◆ TASK PROMPT
Exact repetition is required: output every record in full.

── DATASET RECORDS

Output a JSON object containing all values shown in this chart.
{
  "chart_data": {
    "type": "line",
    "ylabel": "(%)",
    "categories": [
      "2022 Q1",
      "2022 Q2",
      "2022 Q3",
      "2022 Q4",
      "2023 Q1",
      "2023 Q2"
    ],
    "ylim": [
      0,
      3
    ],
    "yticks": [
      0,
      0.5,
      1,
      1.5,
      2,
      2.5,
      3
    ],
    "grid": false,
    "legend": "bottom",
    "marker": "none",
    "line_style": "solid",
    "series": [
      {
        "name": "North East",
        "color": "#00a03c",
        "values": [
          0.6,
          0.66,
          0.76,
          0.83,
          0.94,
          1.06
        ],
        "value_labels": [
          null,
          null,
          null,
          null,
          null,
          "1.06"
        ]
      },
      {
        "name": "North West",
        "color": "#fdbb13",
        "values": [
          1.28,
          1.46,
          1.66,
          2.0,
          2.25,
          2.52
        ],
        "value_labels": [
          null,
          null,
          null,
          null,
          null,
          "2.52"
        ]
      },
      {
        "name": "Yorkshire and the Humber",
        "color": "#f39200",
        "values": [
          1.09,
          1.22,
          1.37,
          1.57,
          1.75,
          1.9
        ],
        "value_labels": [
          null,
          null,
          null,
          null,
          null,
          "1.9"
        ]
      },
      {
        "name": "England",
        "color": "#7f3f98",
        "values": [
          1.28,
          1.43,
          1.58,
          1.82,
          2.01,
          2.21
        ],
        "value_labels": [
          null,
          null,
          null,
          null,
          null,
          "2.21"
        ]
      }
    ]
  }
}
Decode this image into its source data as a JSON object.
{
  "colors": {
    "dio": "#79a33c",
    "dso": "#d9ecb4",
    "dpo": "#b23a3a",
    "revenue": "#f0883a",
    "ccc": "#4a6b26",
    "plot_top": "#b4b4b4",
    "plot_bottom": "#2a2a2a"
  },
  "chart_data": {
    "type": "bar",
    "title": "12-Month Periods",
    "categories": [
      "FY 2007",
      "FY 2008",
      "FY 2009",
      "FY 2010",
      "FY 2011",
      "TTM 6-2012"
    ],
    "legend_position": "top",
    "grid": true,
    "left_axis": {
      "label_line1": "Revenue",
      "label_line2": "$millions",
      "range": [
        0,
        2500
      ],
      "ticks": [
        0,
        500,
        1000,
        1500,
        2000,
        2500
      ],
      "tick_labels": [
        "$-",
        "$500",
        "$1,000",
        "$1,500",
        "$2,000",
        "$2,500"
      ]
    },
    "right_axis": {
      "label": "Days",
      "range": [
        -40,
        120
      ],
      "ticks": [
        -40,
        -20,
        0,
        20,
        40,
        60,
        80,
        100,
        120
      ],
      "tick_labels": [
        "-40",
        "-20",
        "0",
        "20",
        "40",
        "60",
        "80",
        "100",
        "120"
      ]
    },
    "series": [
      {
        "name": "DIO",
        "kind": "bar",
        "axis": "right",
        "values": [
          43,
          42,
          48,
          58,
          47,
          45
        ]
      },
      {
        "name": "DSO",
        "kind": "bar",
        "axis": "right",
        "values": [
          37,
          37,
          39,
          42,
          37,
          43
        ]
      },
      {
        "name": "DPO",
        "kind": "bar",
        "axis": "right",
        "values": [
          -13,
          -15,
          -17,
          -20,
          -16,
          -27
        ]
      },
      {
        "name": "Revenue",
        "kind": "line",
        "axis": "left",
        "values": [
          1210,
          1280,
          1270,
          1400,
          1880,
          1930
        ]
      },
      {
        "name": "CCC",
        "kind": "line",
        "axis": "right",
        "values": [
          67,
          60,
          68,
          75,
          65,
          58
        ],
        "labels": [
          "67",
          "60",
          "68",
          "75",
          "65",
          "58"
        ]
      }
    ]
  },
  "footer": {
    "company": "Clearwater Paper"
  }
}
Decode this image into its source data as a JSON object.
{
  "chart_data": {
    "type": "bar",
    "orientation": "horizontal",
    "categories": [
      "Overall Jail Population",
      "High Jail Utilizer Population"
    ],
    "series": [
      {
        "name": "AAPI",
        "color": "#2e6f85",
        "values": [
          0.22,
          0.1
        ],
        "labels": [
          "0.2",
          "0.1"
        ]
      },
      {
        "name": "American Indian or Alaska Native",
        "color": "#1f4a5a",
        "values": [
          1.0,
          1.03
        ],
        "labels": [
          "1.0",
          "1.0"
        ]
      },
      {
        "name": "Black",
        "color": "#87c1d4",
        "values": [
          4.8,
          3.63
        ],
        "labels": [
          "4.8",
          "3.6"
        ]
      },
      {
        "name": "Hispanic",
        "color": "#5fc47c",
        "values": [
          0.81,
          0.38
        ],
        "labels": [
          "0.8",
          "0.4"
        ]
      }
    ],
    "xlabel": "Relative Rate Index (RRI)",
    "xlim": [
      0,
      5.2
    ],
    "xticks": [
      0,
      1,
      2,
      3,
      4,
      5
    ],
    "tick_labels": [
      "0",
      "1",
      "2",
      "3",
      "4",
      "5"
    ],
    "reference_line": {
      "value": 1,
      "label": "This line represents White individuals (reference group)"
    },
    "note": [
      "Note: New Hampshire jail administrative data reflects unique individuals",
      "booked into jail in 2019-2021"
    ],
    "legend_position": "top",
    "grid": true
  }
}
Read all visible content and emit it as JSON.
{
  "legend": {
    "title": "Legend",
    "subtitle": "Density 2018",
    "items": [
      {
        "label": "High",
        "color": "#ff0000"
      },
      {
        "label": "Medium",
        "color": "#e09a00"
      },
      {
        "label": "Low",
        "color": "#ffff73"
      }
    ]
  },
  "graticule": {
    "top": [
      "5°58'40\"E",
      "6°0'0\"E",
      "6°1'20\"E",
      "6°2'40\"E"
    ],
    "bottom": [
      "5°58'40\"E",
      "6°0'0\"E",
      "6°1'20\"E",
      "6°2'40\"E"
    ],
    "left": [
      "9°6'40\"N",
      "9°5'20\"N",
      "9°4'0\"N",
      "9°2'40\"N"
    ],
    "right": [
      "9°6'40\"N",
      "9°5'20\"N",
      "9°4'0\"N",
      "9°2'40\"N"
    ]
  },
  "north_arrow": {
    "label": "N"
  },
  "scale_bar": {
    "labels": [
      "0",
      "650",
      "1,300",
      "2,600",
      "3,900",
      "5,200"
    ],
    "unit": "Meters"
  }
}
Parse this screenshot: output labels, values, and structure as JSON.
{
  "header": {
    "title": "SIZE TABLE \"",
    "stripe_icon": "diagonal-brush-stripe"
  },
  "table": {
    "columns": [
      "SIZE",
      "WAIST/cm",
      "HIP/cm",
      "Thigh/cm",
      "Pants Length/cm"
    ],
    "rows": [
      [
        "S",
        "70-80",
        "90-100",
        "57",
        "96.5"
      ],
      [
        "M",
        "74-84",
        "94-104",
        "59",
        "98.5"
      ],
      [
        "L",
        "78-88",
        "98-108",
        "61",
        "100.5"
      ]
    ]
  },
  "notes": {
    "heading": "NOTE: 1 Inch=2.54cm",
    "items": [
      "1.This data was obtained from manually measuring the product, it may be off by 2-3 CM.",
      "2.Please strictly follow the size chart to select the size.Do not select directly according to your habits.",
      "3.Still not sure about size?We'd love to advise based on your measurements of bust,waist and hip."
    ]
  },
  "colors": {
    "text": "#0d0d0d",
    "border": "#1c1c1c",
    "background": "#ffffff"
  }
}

────

◆ WRITTEN RESPONSE
Output a JSON object containing all values shown in this chart.
{
  "chart_data": {
    "type": "line",
    "ylabel": "(%)",
    "categories": [
      "2022 Q1",
      "2022 Q2",
      "2022 Q3",
      "2022 Q4",
      "2023 Q1",
      "2023 Q2"
    ],
    "ylim": [
      0,
      3
    ],
    "yticks": [
      0,
      0.5,
      1,
      1.5,
      2,
      2.5,
      3
    ],
    "grid": false,
    "legend": "bottom",
    "marker": "none",
    "line_style": "solid",
    "series": [
      {
        "name": "North East",
        "color": "#00a03c",
        "values": [
          0.6,
          0.66,
          0.76,
          0.83,
          0.94,
          1.06
        ],
        "value_labels": [
          null,
          null,
          null,
          null,
          null,
          "1.06"
        ]
      },
      {
        "name": "North West",
        "color": "#fdbb13",
        "values": [
          1.28,
          1.46,
          1.66,
          2.0,
          2.25,
          2.52
        ],
        "value_labels": [
          null,
          null,
          null,
          null,
          null,
          "2.52"
        ]
      },
      {
        "name": "Yorkshire and the Humber",
        "color": "#f39200",
        "values": [
          1.09,
          1.22,
          1.37,
          1.57,
          1.75,
          1.9
        ],
        "value_labels": [
          null,
          null,
          null,
          null,
          null,
          "1.9"
        ]
      },
      {
        "name": "England",
        "color": "#7f3f98",
        "values": [
          1.28,
          1.43,
          1.58,
          1.82,
          2.01,
          2.21
        ],
        "value_labels": [
          null,
          null,
          null,
          null,
          null,
          "2.21"
        ]
      }
    ]
  }
}
Decode this image into its source data as a JSON object.
{
  "colors": {
    "dio": "#79a33c",
    "dso": "#d9ecb4",
    "dpo": "#b23a3a",
    "revenue": "#f0883a",
    "ccc": "#4a6b26",
    "plot_top": "#b4b4b4",
    "plot_bottom": "#2a2a2a"
  },
  "chart_data": {
    "type": "bar",
    "title": "12-Month Periods",
    "categories": [
      "FY 2007",
      "FY 2008",
      "FY 2009",
      "FY 2010",
      "FY 2011",
      "TTM 6-2012"
    ],
    "legend_position": "top",
    "grid": true,
    "left_axis": {
      "label_line1": "Revenue",
      "label_line2": "$millions",
      "range": [
        0,
        2500
      ],
      "ticks": [
        0,
        500,
        1000,
        1500,
        2000,
        2500
      ],
      "tick_labels": [
        "$-",
        "$500",
        "$1,000",
        "$1,500",
        "$2,000",
        "$2,500"
      ]
    },
    "right_axis": {
      "label": "Days",
      "range": [
        -40,
        120
      ],
      "ticks": [
        -40,
        -20,
        0,
        20,
        40,
        60,
        80,
        100,
        120
      ],
      "tick_labels": [
        "-40",
        "-20",
        "0",
        "20",
        "40",
        "60",
        "80",
        "100",
        "120"
      ]
    },
    "series": [
      {
        "name": "DIO",
        "kind": "bar",
        "axis": "right",
        "values": [
          43,
          42,
          48,
          58,
          47,
          45
        ]
      },
      {
        "name": "DSO",
        "kind": "bar",
        "axis": "right",
        "values": [
          37,
          37,
          39,
          42,
          37,
          43
        ]
      },
      {
        "name": "DPO",
        "kind": "bar",
        "axis": "right",
        "values": [
          -13,
          -15,
          -17,
          -20,
          -16,
          -27
        ]
      },
      {
        "name": "Revenue",
        "kind": "line",
        "axis": "left",
        "values": [
          1210,
          1280,
          1270,
          1400,
          1880,
          1930
        ]
      },
      {
        "name": "CCC",
        "kind": "line",
        "axis": "right",
        "values": [
          67,
          60,
          68,
          75,
          65,
          58
        ],
        "labels": [
          "67",
          "60",
          "68",
          "75",
          "65",
          "58"
        ]
      }
    ]
  },
  "footer": {
    "company": "Clearwater Paper"
  }
}
Decode this image into its source data as a JSON object.
{
  "chart_data": {
    "type": "bar",
    "orientation": "horizontal",
    "categories": [
      "Overall Jail Population",
      "High Jail Utilizer Population"
    ],
    "series": [
      {
        "name": "AAPI",
        "color": "#2e6f85",
        "values": [
          0.22,
          0.1
        ],
        "labels": [
          "0.2",
          "0.1"
        ]
      },
      {
        "name": "American Indian or Alaska Native",
        "color": "#1f4a5a",
        "values": [
          1.0,
          1.03
        ],
        "labels": [
          "1.0",
          "1.0"
        ]
      },
      {
        "name": "Black",
        "color": "#87c1d4",
        "values": [
          4.8,
          3.63
        ],
        "labels": [
          "4.8",
          "3.6"
        ]
      },
      {
        "name": "Hispanic",
        "color": "#5fc47c",
        "values": [
          0.81,
          0.38
        ],
        "labels": [
          "0.8",
          "0.4"
        ]
      }
    ],
    "xlabel": "Relative Rate Index (RRI)",
    "xlim": [
      0,
      5.2
    ],
    "xticks": [
      0,
      1,
      2,
      3,
      4,
      5
    ],
    "tick_labels": [
      "0",
      "1",
      "2",
      "3",
      "4",
      "5"
    ],
    "reference_line": {
      "value": 1,
      "label": "This line represents White individuals (reference group)"
    },
    "note": [
      "Note: New Hampshire jail administrative data reflects unique individuals",
      "booked into jail in 2019-2021"
    ],
    "legend_position": "top",
    "grid": true
  }
}
Read all visible content and emit it as JSON.
{
  "legend": {
    "title": "Legend",
    "subtitle": "Density 2018",
    "items": [
      {
        "label": "High",
        "color": "#ff0000"
      },
      {
        "label": "Medium",
        "color": "#e09a00"
      },
      {
        "label": "Low",
        "color": "#ffff73"
      }
    ]
  },
  "graticule": {
    "top": [
      "5°58'40\"E",
      "6°0'0\"E",
      "6°1'20\"E",
      "6°2'40\"E"
    ],
    "bottom": [
      "5°58'40\"E",
      "6°0'0\"E",
      "6°1'20\"E",
      "6°2'40\"E"
    ],
    "left": [
      "9°6'40\"N",
      "9°5'20\"N",
      "9°4'0\"N",
      "9°2'40\"N"
    ],
    "right": [
      "9°6'40\"N",
      "9°5'20\"N",
      "9°4'0\"N",
      "9°2'40\"N"
    ]
  },
  "north_arrow": {
    "label": "N"
  },
  "scale_bar": {
    "labels": [
      "0",
      "650",
      "1,300",
      "2,600",
      "3,900",
      "5,200"
    ],
    "unit": "Meters"
  }
}
Parse this screenshot: output labels, values, and structure as JSON.
{
  "header": {
    "title": "SIZE TABLE \"",
    "stripe_icon": "diagonal-brush-stripe"
  },
  "table": {
    "columns": [
      "SIZE",
      "WAIST/cm",
      "HIP/cm",
      "Thigh/cm",
      "Pants Length/cm"
    ],
    "rows": [
      [
        "S",
        "70-80",
        "90-100",
        "57",
        "96.5"
      ],
      [
        "M",
        "74-84",
        "94-104",
        "59",
        "98.5"
      ],
      [
        "L",
        "78-88",
        "98-108",
        "61",
        "100.5"
      ]
    ]
  },
  "notes": {
    "heading": "NOTE: 1 Inch=2.54cm",
    "items": [
      "1.This data was obtained from manually measuring the product, it may be off by 2-3 CM.",
      "2.Please strictly follow the size chart to select the size.Do not select directly according to your habits.",
      "3.Still not sure about size?We'd love to advise based on your measurements of bust,waist and hip."
    ]
  },
  "colors": {
    "text": "#0d0d0d",
    "border": "#1c1c1c",
    "background": "#ffffff"
  }
}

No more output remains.